* [PROBLEM DETAILS]: Lines containing "aides" are to be counted. Report the count alone.
:::::
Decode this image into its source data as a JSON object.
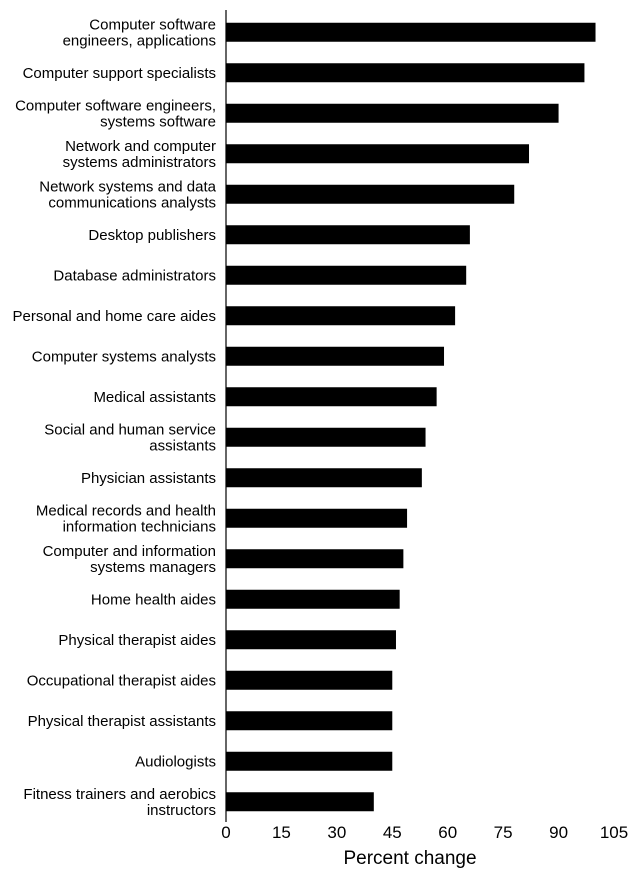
{
  "chart_data": {
    "type": "bar",
    "orientation": "horizontal",
    "categories": [
      "Computer software engineers, applications",
      "Computer support specialists",
      "Computer software engineers, systems software",
      "Network and computer systems administrators",
      "Network systems and data communications analysts",
      "Desktop publishers",
      "Database administrators",
      "Personal and home care aides",
      "Computer systems analysts",
      "Medical assistants",
      "Social and human service assistants",
      "Physician assistants",
      "Medical records and health information technicians",
      "Computer and information systems managers",
      "Home health aides",
      "Physical therapist aides",
      "Occupational therapist aides",
      "Physical therapist assistants",
      "Audiologists",
      "Fitness trainers and aerobics instructors"
    ],
    "category_lines": [
      [
        "Computer software",
        "engineers, applications"
      ],
      [
        "Computer support specialists"
      ],
      [
        "Computer software engineers,",
        "systems software"
      ],
      [
        "Network and computer",
        "systems administrators"
      ],
      [
        "Network systems and data",
        "communications analysts"
      ],
      [
        "Desktop publishers"
      ],
      [
        "Database administrators"
      ],
      [
        "Personal and home care aides"
      ],
      [
        "Computer systems analysts"
      ],
      [
        "Medical assistants"
      ],
      [
        "Social and human service",
        "assistants"
      ],
      [
        "Physician assistants"
      ],
      [
        "Medical records and health",
        "information technicians"
      ],
      [
        "Computer and information",
        "systems managers"
      ],
      [
        "Home health aides"
      ],
      [
        "Physical therapist aides"
      ],
      [
        "Occupational therapist aides"
      ],
      [
        "Physical therapist assistants"
      ],
      [
        "Audiologists"
      ],
      [
        "Fitness trainers and aerobics",
        "instructors"
      ]
    ],
    "values": [
      100,
      97,
      90,
      82,
      78,
      66,
      65,
      62,
      59,
      57,
      54,
      53,
      49,
      48,
      47,
      46,
      45,
      45,
      45,
      40
    ],
    "xlabel": "Percent change",
    "ylabel": "",
    "xlim": [
      0,
      105
    ],
    "xticks": [
      0,
      15,
      30,
      45,
      60,
      75,
      90,
      105
    ],
    "grid": false,
    "bar_color": "#000000"
  }
}
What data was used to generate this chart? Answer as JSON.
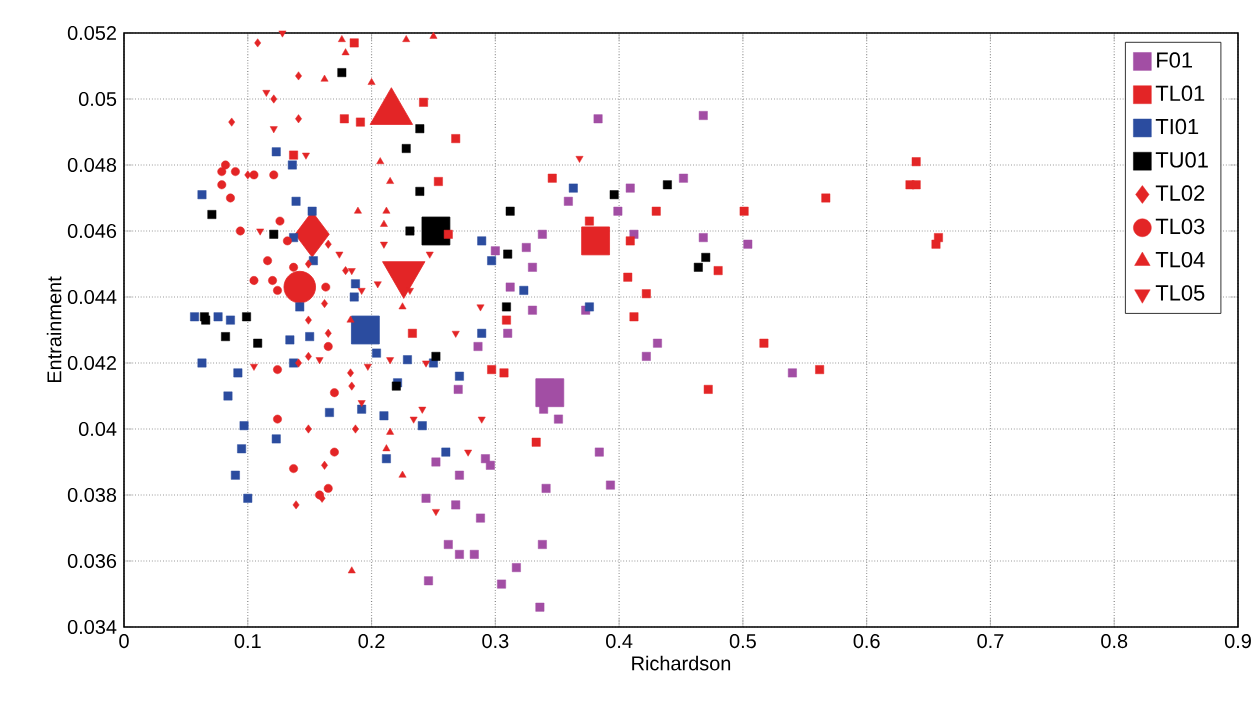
{
  "chart_data": {
    "type": "scatter",
    "xlabel": "Richardson",
    "ylabel": "Entrainment",
    "xlim": [
      0,
      0.9
    ],
    "ylim": [
      0.034,
      0.052
    ],
    "xticks": [
      0,
      0.1,
      0.2,
      0.3,
      0.4,
      0.5,
      0.6,
      0.7,
      0.8,
      0.9
    ],
    "yticks": [
      0.034,
      0.036,
      0.038,
      0.04,
      0.042,
      0.044,
      0.046,
      0.048,
      0.05,
      0.052
    ],
    "grid": true,
    "legend": "top right",
    "series": [
      {
        "name": "F01",
        "color": "#a24ea4",
        "marker": "square",
        "x": [
          0.383,
          0.468,
          0.409,
          0.452,
          0.359,
          0.399,
          0.338,
          0.412,
          0.468,
          0.325,
          0.3,
          0.33,
          0.312,
          0.373,
          0.33,
          0.31,
          0.286,
          0.27,
          0.339,
          0.351,
          0.384,
          0.252,
          0.292,
          0.296,
          0.271,
          0.268,
          0.244,
          0.288,
          0.341,
          0.393,
          0.262,
          0.271,
          0.283,
          0.338,
          0.246,
          0.317,
          0.305,
          0.336,
          0.504,
          0.54,
          0.431,
          0.422
        ],
        "values": [
          0.0494,
          0.0495,
          0.0473,
          0.0476,
          0.0469,
          0.0466,
          0.0459,
          0.0459,
          0.0458,
          0.0455,
          0.0454,
          0.0449,
          0.0443,
          0.0436,
          0.0436,
          0.0429,
          0.0425,
          0.0412,
          0.0406,
          0.0403,
          0.0393,
          0.039,
          0.0391,
          0.0389,
          0.0386,
          0.0377,
          0.0379,
          0.0373,
          0.0382,
          0.0383,
          0.0365,
          0.0362,
          0.0362,
          0.0365,
          0.0354,
          0.0358,
          0.0353,
          0.0346,
          0.0456,
          0.0417,
          0.0426,
          0.0422
        ]
      },
      {
        "name": "TL01",
        "color": "#e32526",
        "marker": "square",
        "x": [
          0.242,
          0.268,
          0.254,
          0.346,
          0.43,
          0.376,
          0.409,
          0.262,
          0.407,
          0.422,
          0.48,
          0.412,
          0.309,
          0.233,
          0.297,
          0.307,
          0.472,
          0.333,
          0.186,
          0.178,
          0.191,
          0.137,
          0.64,
          0.635,
          0.64,
          0.567,
          0.501,
          0.658,
          0.656,
          0.517,
          0.562
        ],
        "values": [
          0.0499,
          0.0488,
          0.0475,
          0.0476,
          0.0466,
          0.0463,
          0.0457,
          0.0459,
          0.0446,
          0.0441,
          0.0448,
          0.0434,
          0.0433,
          0.0429,
          0.0418,
          0.0417,
          0.0412,
          0.0396,
          0.0517,
          0.0494,
          0.0493,
          0.0483,
          0.0481,
          0.0474,
          0.0474,
          0.047,
          0.0466,
          0.0458,
          0.0456,
          0.0426,
          0.0418
        ]
      },
      {
        "name": "TI01",
        "color": "#2b4c9f",
        "marker": "square",
        "x": [
          0.123,
          0.136,
          0.063,
          0.139,
          0.152,
          0.137,
          0.153,
          0.187,
          0.186,
          0.142,
          0.057,
          0.076,
          0.086,
          0.134,
          0.15,
          0.063,
          0.092,
          0.084,
          0.137,
          0.229,
          0.221,
          0.166,
          0.192,
          0.21,
          0.241,
          0.097,
          0.095,
          0.123,
          0.09,
          0.1,
          0.212,
          0.204,
          0.25,
          0.363,
          0.289,
          0.297,
          0.323,
          0.376,
          0.289,
          0.271,
          0.26
        ],
        "values": [
          0.0484,
          0.048,
          0.0471,
          0.0469,
          0.0466,
          0.0458,
          0.0451,
          0.0444,
          0.044,
          0.0437,
          0.0434,
          0.0434,
          0.0433,
          0.0427,
          0.0428,
          0.042,
          0.0417,
          0.041,
          0.042,
          0.0421,
          0.0414,
          0.0405,
          0.0406,
          0.0404,
          0.0401,
          0.0401,
          0.0394,
          0.0397,
          0.0386,
          0.0379,
          0.0391,
          0.0423,
          0.042,
          0.0473,
          0.0457,
          0.0451,
          0.0442,
          0.0437,
          0.0429,
          0.0416,
          0.0393
        ]
      },
      {
        "name": "TU01",
        "color": "#000000",
        "marker": "square",
        "x": [
          0.176,
          0.239,
          0.228,
          0.239,
          0.071,
          0.121,
          0.231,
          0.099,
          0.065,
          0.066,
          0.082,
          0.108,
          0.22,
          0.252,
          0.312,
          0.31,
          0.309,
          0.396,
          0.439,
          0.47,
          0.464
        ],
        "values": [
          0.0508,
          0.0491,
          0.0485,
          0.0472,
          0.0465,
          0.0459,
          0.046,
          0.0434,
          0.0434,
          0.0433,
          0.0428,
          0.0426,
          0.0413,
          0.0422,
          0.0466,
          0.0453,
          0.0437,
          0.0471,
          0.0474,
          0.0452,
          0.0449
        ]
      },
      {
        "name": "TL02",
        "color": "#e32526",
        "marker": "diamond",
        "x": [
          0.108,
          0.141,
          0.087,
          0.141,
          0.121,
          0.1,
          0.165,
          0.149,
          0.179,
          0.162,
          0.149,
          0.165,
          0.149,
          0.141,
          0.183,
          0.184,
          0.149,
          0.187,
          0.162,
          0.16,
          0.139
        ],
        "values": [
          0.0517,
          0.0507,
          0.0493,
          0.0494,
          0.05,
          0.0477,
          0.0456,
          0.045,
          0.0448,
          0.0438,
          0.0433,
          0.0429,
          0.0422,
          0.042,
          0.0417,
          0.0413,
          0.04,
          0.04,
          0.0389,
          0.0379,
          0.0377
        ]
      },
      {
        "name": "TL03",
        "color": "#e32526",
        "marker": "circle",
        "x": [
          0.082,
          0.09,
          0.079,
          0.079,
          0.105,
          0.121,
          0.086,
          0.094,
          0.126,
          0.132,
          0.116,
          0.137,
          0.105,
          0.12,
          0.124,
          0.163,
          0.165,
          0.124,
          0.17,
          0.124,
          0.17,
          0.137,
          0.165,
          0.158
        ],
        "values": [
          0.048,
          0.0478,
          0.0478,
          0.0474,
          0.0477,
          0.0477,
          0.047,
          0.046,
          0.0463,
          0.0457,
          0.0451,
          0.0449,
          0.0445,
          0.0445,
          0.0442,
          0.0443,
          0.0425,
          0.0418,
          0.0411,
          0.0403,
          0.0393,
          0.0388,
          0.0382,
          0.038
        ]
      },
      {
        "name": "TL04",
        "color": "#e32526",
        "marker": "triangle",
        "x": [
          0.176,
          0.179,
          0.228,
          0.25,
          0.162,
          0.2,
          0.207,
          0.215,
          0.189,
          0.212,
          0.21,
          0.225,
          0.183,
          0.212,
          0.215,
          0.225,
          0.184
        ],
        "values": [
          0.0518,
          0.0514,
          0.0518,
          0.0519,
          0.0506,
          0.0505,
          0.0481,
          0.0475,
          0.0466,
          0.0466,
          0.0462,
          0.0437,
          0.0433,
          0.0394,
          0.0399,
          0.0386,
          0.0357
        ]
      },
      {
        "name": "TL05",
        "color": "#e32526",
        "marker": "triangle-down",
        "x": [
          0.128,
          0.115,
          0.121,
          0.147,
          0.11,
          0.174,
          0.184,
          0.205,
          0.192,
          0.231,
          0.247,
          0.21,
          0.105,
          0.158,
          0.197,
          0.215,
          0.244,
          0.192,
          0.241,
          0.234,
          0.252,
          0.368,
          0.288,
          0.268,
          0.289,
          0.278
        ],
        "values": [
          0.052,
          0.0502,
          0.0491,
          0.0483,
          0.046,
          0.0453,
          0.0448,
          0.0444,
          0.0442,
          0.0442,
          0.0453,
          0.0456,
          0.0419,
          0.0421,
          0.0419,
          0.0421,
          0.042,
          0.0408,
          0.0406,
          0.0403,
          0.0375,
          0.0482,
          0.0437,
          0.0429,
          0.0403,
          0.0393
        ]
      },
      {
        "type": "bubble",
        "color": "#a24ea4",
        "marker": "square",
        "x": [
          0.344
        ],
        "values": [
          0.0411
        ],
        "sizes": [
          1
        ]
      },
      {
        "type": "bubble",
        "color": "#e32526",
        "marker": "square",
        "x": [
          0.381
        ],
        "values": [
          0.0457
        ],
        "sizes": [
          1
        ]
      },
      {
        "type": "bubble",
        "color": "#2b4c9f",
        "marker": "square",
        "x": [
          0.195
        ],
        "values": [
          0.043
        ],
        "sizes": [
          1
        ]
      },
      {
        "type": "bubble",
        "color": "#000000",
        "marker": "square",
        "x": [
          0.252
        ],
        "values": [
          0.046
        ],
        "sizes": [
          1
        ]
      },
      {
        "type": "bubble",
        "color": "#e32526",
        "marker": "diamond",
        "x": [
          0.152
        ],
        "values": [
          0.0459
        ],
        "sizes": [
          1
        ]
      },
      {
        "type": "bubble",
        "color": "#e32526",
        "marker": "circle",
        "x": [
          0.142
        ],
        "values": [
          0.0443
        ],
        "sizes": [
          1
        ]
      },
      {
        "type": "bubble",
        "color": "#e32526",
        "marker": "triangle",
        "x": [
          0.216
        ],
        "values": [
          0.0496
        ],
        "sizes": [
          1
        ]
      },
      {
        "type": "bubble",
        "color": "#e32526",
        "marker": "triangle-down",
        "x": [
          0.226
        ],
        "values": [
          0.0447
        ],
        "sizes": [
          1
        ]
      }
    ]
  }
}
:::::
* [OUTPUT]: 8